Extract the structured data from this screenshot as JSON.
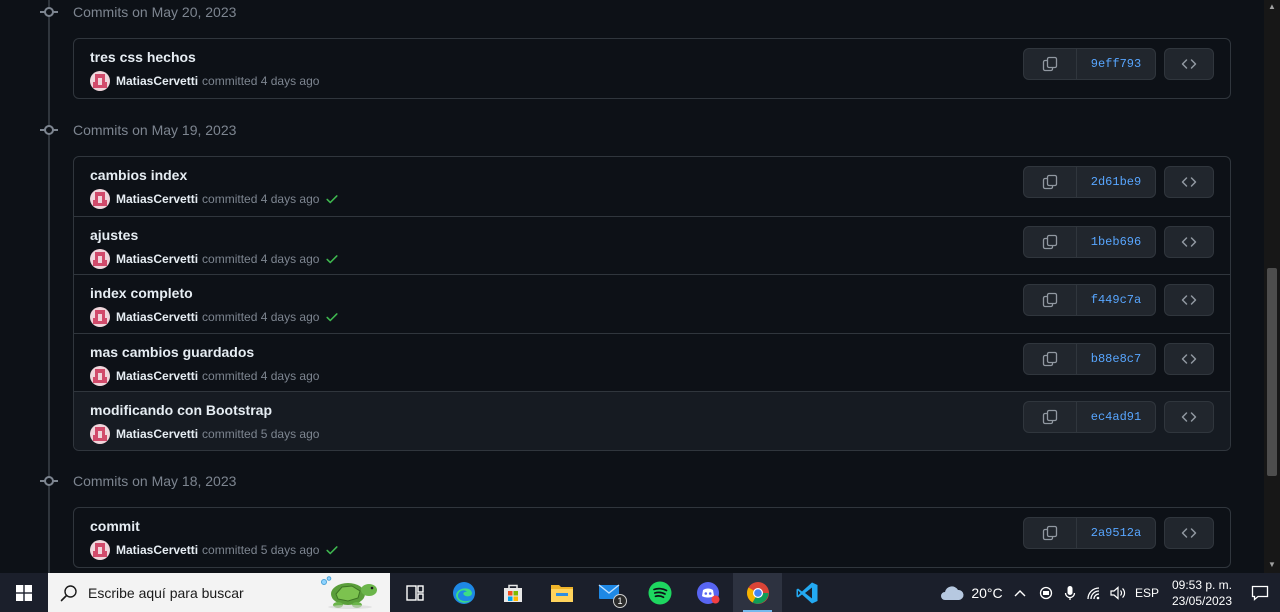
{
  "groups": [
    {
      "label": "Commits on May 20, 2023",
      "commits": [
        {
          "title": "tres css hechos",
          "author": "MatiasCervetti",
          "time": "committed 4 days ago",
          "sha": "9eff793",
          "verified": false
        }
      ]
    },
    {
      "label": "Commits on May 19, 2023",
      "commits": [
        {
          "title": "cambios index",
          "author": "MatiasCervetti",
          "time": "committed 4 days ago",
          "sha": "2d61be9",
          "verified": true
        },
        {
          "title": "ajustes",
          "author": "MatiasCervetti",
          "time": "committed 4 days ago",
          "sha": "1beb696",
          "verified": true
        },
        {
          "title": "index completo",
          "author": "MatiasCervetti",
          "time": "committed 4 days ago",
          "sha": "f449c7a",
          "verified": true
        },
        {
          "title": "mas cambios guardados",
          "author": "MatiasCervetti",
          "time": "committed 4 days ago",
          "sha": "b88e8c7",
          "verified": false
        },
        {
          "title": "modificando con Bootstrap",
          "author": "MatiasCervetti",
          "time": "committed 5 days ago",
          "sha": "ec4ad91",
          "verified": false
        }
      ]
    },
    {
      "label": "Commits on May 18, 2023",
      "commits": [
        {
          "title": "commit",
          "author": "MatiasCervetti",
          "time": "committed 5 days ago",
          "sha": "2a9512a",
          "verified": true
        }
      ]
    }
  ],
  "taskbar": {
    "search_placeholder": "Escribe aquí para buscar",
    "mail_badge": "1",
    "apps": [
      "task-view-icon",
      "edge-icon",
      "store-icon",
      "file-explorer-icon",
      "mail-icon",
      "spotify-icon",
      "discord-icon",
      "chrome-icon",
      "vscode-icon"
    ],
    "active_app": "chrome-icon",
    "temperature": "20°C",
    "language": "ESP",
    "time": "09:53 p. m.",
    "date": "23/05/2023"
  },
  "colors": {
    "background": "#0d1117",
    "border": "#30363d",
    "sha_link": "#58a6ff",
    "check": "#3fb950",
    "muted": "#7d8590"
  }
}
• • • •
### Work required
Every entry above should be duplicated exactly. Do not include the images.

### Solution to the problem
Extract the structured data from this screenshot as JSON.
{
  "groups": [
    {
      "label": "Commits on May 20, 2023",
      "commits": [
        {
          "title": "tres css hechos",
          "author": "MatiasCervetti",
          "time": "committed 4 days ago",
          "sha": "9eff793",
          "verified": false
        }
      ]
    },
    {
      "label": "Commits on May 19, 2023",
      "commits": [
        {
          "title": "cambios index",
          "author": "MatiasCervetti",
          "time": "committed 4 days ago",
          "sha": "2d61be9",
          "verified": true
        },
        {
          "title": "ajustes",
          "author": "MatiasCervetti",
          "time": "committed 4 days ago",
          "sha": "1beb696",
          "verified": true
        },
        {
          "title": "index completo",
          "author": "MatiasCervetti",
          "time": "committed 4 days ago",
          "sha": "f449c7a",
          "verified": true
        },
        {
          "title": "mas cambios guardados",
          "author": "MatiasCervetti",
          "time": "committed 4 days ago",
          "sha": "b88e8c7",
          "verified": false
        },
        {
          "title": "modificando con Bootstrap",
          "author": "MatiasCervetti",
          "time": "committed 5 days ago",
          "sha": "ec4ad91",
          "verified": false
        }
      ]
    },
    {
      "label": "Commits on May 18, 2023",
      "commits": [
        {
          "title": "commit",
          "author": "MatiasCervetti",
          "time": "committed 5 days ago",
          "sha": "2a9512a",
          "verified": true
        }
      ]
    }
  ],
  "taskbar": {
    "search_placeholder": "Escribe aquí para buscar",
    "mail_badge": "1",
    "apps": [
      "task-view-icon",
      "edge-icon",
      "store-icon",
      "file-explorer-icon",
      "mail-icon",
      "spotify-icon",
      "discord-icon",
      "chrome-icon",
      "vscode-icon"
    ],
    "active_app": "chrome-icon",
    "temperature": "20°C",
    "language": "ESP",
    "time": "09:53 p. m.",
    "date": "23/05/2023"
  },
  "colors": {
    "background": "#0d1117",
    "border": "#30363d",
    "sha_link": "#58a6ff",
    "check": "#3fb950",
    "muted": "#7d8590"
  }
}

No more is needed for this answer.